GIVEN REQUEST 1: Write down the passage of the RPG balancing post below word for word, starting at "Point-buy systems work" and ending at "what they are.".

SELECTED EXCERPT:
Let’s Make an RPG Part 3: Balancing Point

So in my all-fired-up push to get pen to paper, I neglected to mention something VERY KEY to tabletop RPGs, and in fact, gaming in general: Balance.  Specifically, how you balance the overall power level of your characters.

There are a few ways to do this.  D20 and Palladium both promote a dice-rolling system wherein a character’s stats are determined randomly.  That’s fun and all, but let’s be honest, it’s fun for about the first 6 characters you make, after which you realize that the dice aren’t going to turn you into a god every time, or may give you a really awkward stat loadout.  “Well I could use a little extra Wisdom and I don’t need quite that much Dexterity, but all I’ve got here are a bunch of 16s and 11s.”(in D20, stats run from 3 to 18, though it’s incredibly rare to see a character with a single stat below 10, which is average.)

If only there were some way to trade points from one stat into another.  Some sort of… “Point Buy” system.

I said Point Buy, not Best Buy!

I said Point Buy, not Best Buy!

GURPS, BESM, and World of Darkness use what’s called a “Point Buy” system.  That is, your character is composed of a set of “Character points,” and you buy everything about them with those points.  World of Darkness has a listing right on the character sheet for how to generate a standard character, BESM has a list of appropriate power levels, with a 100-point character being “average,” to a 1000-point character being something of a physical god.  Dungeons and Dragons actually has a system for spending “character points” to determine your stats instead of rolling them randomly, but it’s kludgey and a little confusing.

There are 6 million people out there who get a mad grin on their face by looking at this picture.  Are you one of them?

There are 6 million people out there who get a mad grin on their face by looking at this picture. Are you one of them?

If you’ve ever played a Final Fantasy game or World of Warcraft, or if you’re familiar with games like that, you know that character progression is often represented by earning “Experience Points.”  Gain so many EXP, go up a level, your stats improve, you gain new skills and new abilities.  Dungeons and Dragons and Palladium work a lot like that.  In D&D, you have a character “class,” such as Fighter, Druid, Ranger, or Wizard, and every “level” gives you new abilities, such as an increased attack capability, new class abilities, more spells to cast(for magic using classes), an increase in your character’s skill set, and at certain levels increases to your core stats and new abilities not tied to your class.

Point-buy systems work similarly.  Every session, you’re given a new set of “Experience” points, which are added to your total character point pool, and which you can spend to improve the character.  But of course, because there’s no “class” or “character level” in these systems(usually), you can spend them right away on improving a skill that you suddenly realized you need(like “Driving” when the post-apocalyptic world you’re playing in suddenly turns out to be more like Mad Max than Fallout) or save them up so you’ve got some options in the future.(That new hideout for the Vampire-hunting club isn’t going to pay for itself, after all)

So you remember those base stats we talked about last time?  Here’s how you determine what they are.

Body, Mind, and Soul cost 10 Character points per level.  Yes, this means you’re down at least 30 points out of the gate, since those stats should be at least 1 across the board.  I suppose you COULD make a character with 0 Body, and I have written rules for it, but you wouldn’t want to.  If you want Captain Average, with his Perfectly Average Stat list, that means 4 each Body, Mind, and Soul, costing a total of 40 points each, or 120 points.  If you want to be better than average in one of those stats, it’s going to cost more.

GIVEN REQUEST 2: From the layout records, pull out the lines word for word, starting at the line that contains "paragraph-mandatory-statement: 本标准的全部技术内容为强制性。 <box>103" and ending at the line that contains "change-item: ——增加了整车防水要求的等同要求，即零部件防水要求(见 5.1.5)；".

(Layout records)
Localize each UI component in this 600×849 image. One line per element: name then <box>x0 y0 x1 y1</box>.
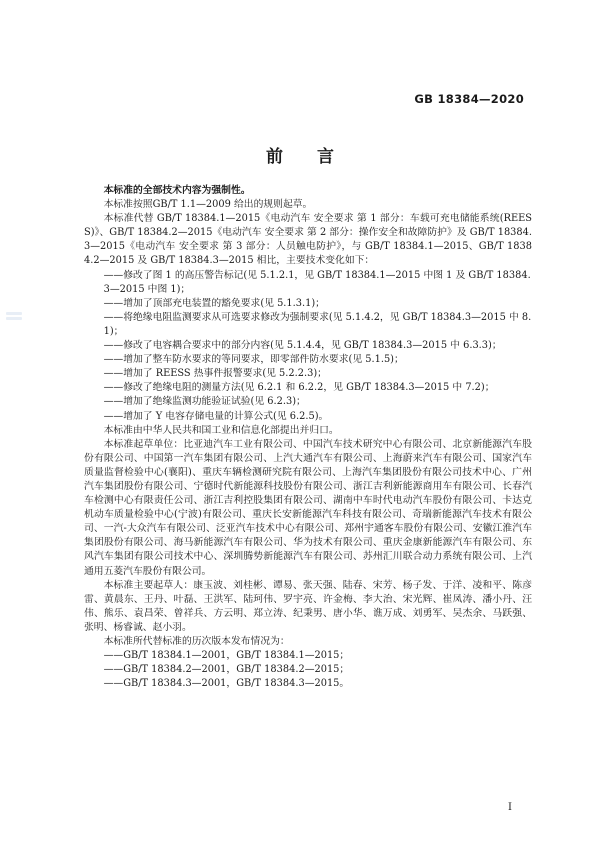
paragraph-mandatory-statement: 本标准的全部技术内容为强制性。 <box>103 185 251 196</box>
change-item: ——增加了整车防水要求的等同要求，即零部件防水要求(见 5.1.5)； <box>103 354 404 366</box>
paragraph-drafting-units: 本标准起草单位：比亚迪汽车工业有限公司、中国汽车技术研究中心有限公司、北京新能源汽车股份有限公司、中国第一汽车集团有限公司、上汽大通汽车有限公司、上海蔚来汽车有限公司、国家汽车质量监督检验中心(襄阳)、重庆车辆检测研究院有限公司、上海汽车集团股份有限公司技术中心、广州汽车集团股份有限公司、宁德时代新能源科技股份有限公司、浙江吉利新能源商用车有限公司、长春汽车检测中心有限责任公司、浙江吉利控股集团有限公司、湖南中车时代电动汽车股份有限公司、卡达克机动车质量检验中心(宁波)有限公司、重庆长安新能源汽车科技有限公司、奇瑞新能源汽车技术有限公司、一汽-大众汽车有限公司、泛亚汽车技术中心有限公司、郑州宇通客车股份有限公司、安徽江淮汽车集团股份有限公司、海马新能源汽车有限公司、华为技术有限公司、重庆金康新能源汽车有限公司、东风汽车集团有限公司技术中心、深圳腾势新能源汽车有限公司、苏州汇川联合动力系统有限公司、上汽通用五菱汽车股份有限公司。 <box>84 438 532 577</box>
change-item: ——修改了绝缘电阻的测量方法(见 6.2.1 和 6.2.2，见 GB/T 18384.3—2015 中 7.2)； <box>103 382 495 394</box>
change-item: ——增加了顶部充电装置的豁免要求(见 5.1.3.1)； <box>103 297 325 309</box>
change-item: ——将绝缘电阻监测要求从可选要求修改为强制要求(见 5.1.4.2，见 GB/T 18384.3—2015 中 8.1)； <box>103 311 532 337</box>
paragraph-proposer: 本标准由中华人民共和国工业和信息化部提出并归口。 <box>103 424 339 436</box>
change-item: ——增加了 REESS 热事件报警要求(见 5.2.2.3)； <box>103 368 327 380</box>
history-item: ——GB/T 18384.1—2001，GB/T 18384.1—2015； <box>103 650 350 662</box>
paragraph-history-intro: 本标准所代替标准的历次版本发布情况为： <box>103 636 290 647</box>
history-item: ——GB/T 18384.2—2001，GB/T 18384.2—2015； <box>103 664 350 676</box>
standard-code: GB 18384—2020 <box>414 92 524 106</box>
changes-list <box>84 269 532 424</box>
paragraph-drafting-rules: 本标准按照GB/T 1.1—2009 给出的规则起草。 <box>103 199 313 211</box>
page-title: 前 言 <box>266 147 348 167</box>
change-item: ——增加了 Y 电容存储电量的计算公式(见 6.2.5)。 <box>103 410 329 422</box>
history-list <box>84 649 532 691</box>
change-item: ——修改了图 1 的高压警告标记(见 5.1.2.1，见 GB/T 18384.1—2015 中图 1 及 GB/T 18384.3—2015 中图 1)； <box>103 269 531 295</box>
side-tab-marker <box>6 310 28 324</box>
paragraph-drafters: 本标准主要起草人：康玉波、刘桂彬、谭易、张天强、陆春、宋芳、杨子发、于洋、凌和平、陈彦雷、黄晨东、王丹、叶磊、王洪军、陆珂伟、罗宇亮、许金梅、李大治、宋光辉、崔凤涛、潘小丹、汪伟、熊乐、袁昌荣、曾祥兵、方云明、郑立涛、纪秉男、唐小华、谯万成、刘勇军、吴杰余、马跃强、张明、杨睿诚、赵小羽。 <box>84 579 532 633</box>
document-body <box>84 184 532 691</box>
paragraph-replacement: 本标准代替 GB/T 18384.1—2015《电动汽车 安全要求 第 1 部分：车载可充电储能系统(REESS)》、GB/T 18384.2—2015《电动汽车 安全要求 第 2 部分：操作安全和故障防护》及 GB/T 18384.3—2015《电动汽车 安全要求 第 3 部分：人员触电防护》，与 GB/T 18384.1—2015、GB/T 18384.2—2015 及 GB/T 18384.3—2015 相比，主要技术变化如下： <box>84 213 532 267</box>
change-item: ——增加了绝缘监测功能验证试验(见 6.2.3)； <box>103 396 306 408</box>
change-item: ——修改了电容耦合要求中的部分内容(见 5.1.4.4，见 GB/T 18384.3—2015 中 6.3.3)； <box>103 340 502 352</box>
page-number: I <box>508 802 512 813</box>
history-item: ——GB/T 18384.3—2001，GB/T 18384.3—2015。 <box>103 678 350 690</box>
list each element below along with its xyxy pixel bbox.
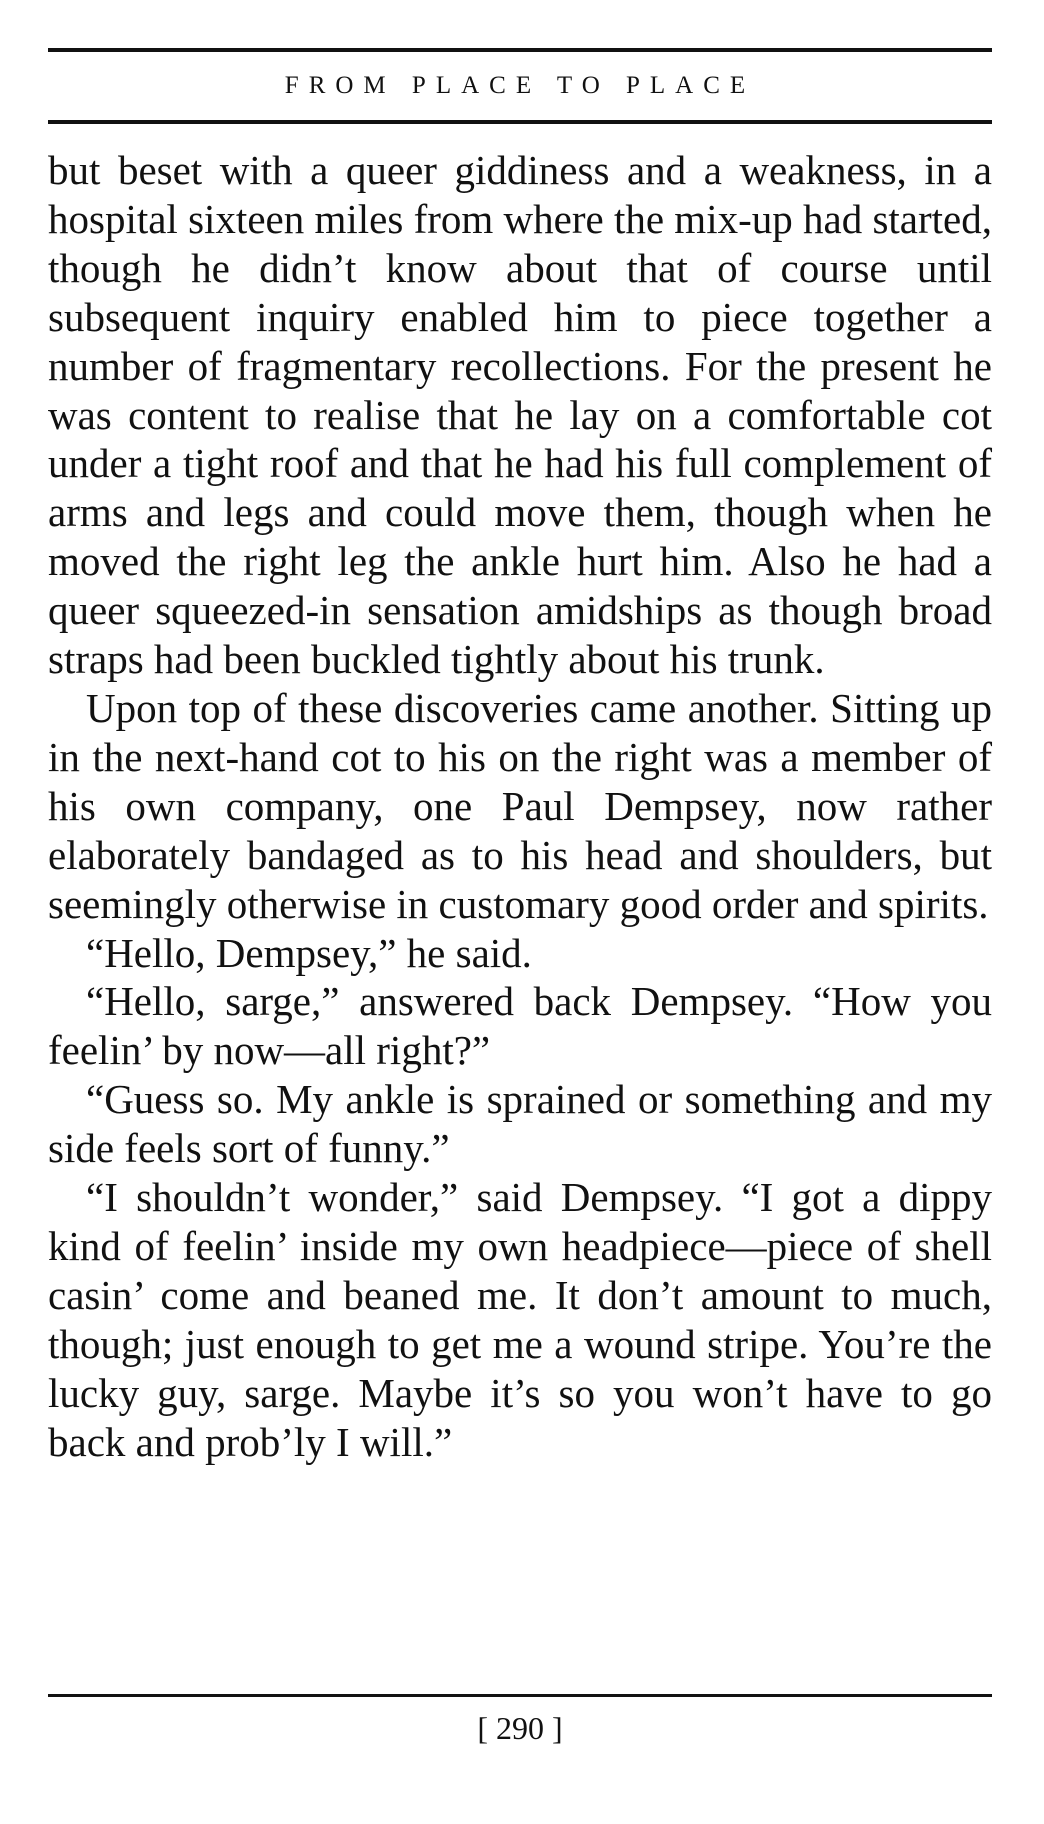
- paragraph-dialogue: “Guess so. My ankle is sprained or something and my side feels sort of funny.”: [48, 1076, 992, 1172]
- book-page: [48, 48, 992, 1788]
- paragraph-dialogue: “Hello, sarge,” answered back Dempsey. “How you feelin’ by now—all right?”: [48, 978, 992, 1074]
- running-head: FROM PLACE TO PLACE: [284, 72, 756, 99]
- paragraph-dialogue: “Hello, Dempsey,” he said.: [86, 929, 532, 976]
- footer-rule: [48, 1694, 992, 1697]
- page-number: [ 290 ]: [477, 1710, 563, 1746]
- paragraph-dialogue: “I shouldn’t wonder,” said Dempsey. “I got a dippy kind of feelin’ inside my own headpiece—piece of shell casin’ come and beaned me. It don’t amount to much, though; just enough to get me a wound stripe. You’re the lucky guy, sarge. Maybe it’s so you won’t have to go back and prob’ly I will.”: [48, 1174, 992, 1465]
- paragraph: Upon top of these discoveries came another. Sitting up in the next-hand cot to his on the right was a member of his own company, one Paul Dempsey, now rather elaborately bandaged as to his head and shoulders, but seemingly otherwise in customary good order and spirits.: [48, 684, 992, 927]
- paragraph-continued: but beset with a queer giddiness and a weakness, in a hospital sixteen miles from where the mix-up had started, though he didn’t know about that of course until subsequent inquiry enabled him to piece together a number of fragmentary recollections. For the present he was content to realise that he lay on a comfortable cot under a tight roof and that he had his full complement of arms and legs and could move them, though when he moved the right leg the ankle hurt him. Also he had a queer squeezed-in sensation amidships as though broad straps had been buckled tightly about his trunk.: [48, 147, 992, 683]
- body-text: [48, 146, 992, 1466]
- header-rule-bottom: [48, 120, 992, 124]
- header-rule-top: [48, 48, 992, 52]
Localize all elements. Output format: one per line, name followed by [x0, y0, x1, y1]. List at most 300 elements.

CORRECT RESPONSE 1:
Point-buy systems work similarly.  Every session, you’re given a new set of “Experience” points, which are added to your total character point pool, and which you can spend to improve the character.  But of course, because there’s no “class” or “character level” in these systems(usually), you can spend them right away on improving a skill that you suddenly realized you need(like “Driving” when the post-apocalyptic world you’re playing in suddenly turns out to be more like Mad Max than Fallout) or save them up so you’ve got some options in the future.(That new hideout for the Vampire-hunting club isn’t going to pay for itself, after all)

So you remember those base stats we talked about last time?  Here’s how you determine what they are.

CORRECT RESPONSE 2:
paragraph-mandatory-statement: 本标准的全部技术内容为强制性。 <box>103 185 251 196</box>
change-item: ——增加了整车防水要求的等同要求，即零部件防水要求(见 5.1.5)； <box>103 354 404 366</box>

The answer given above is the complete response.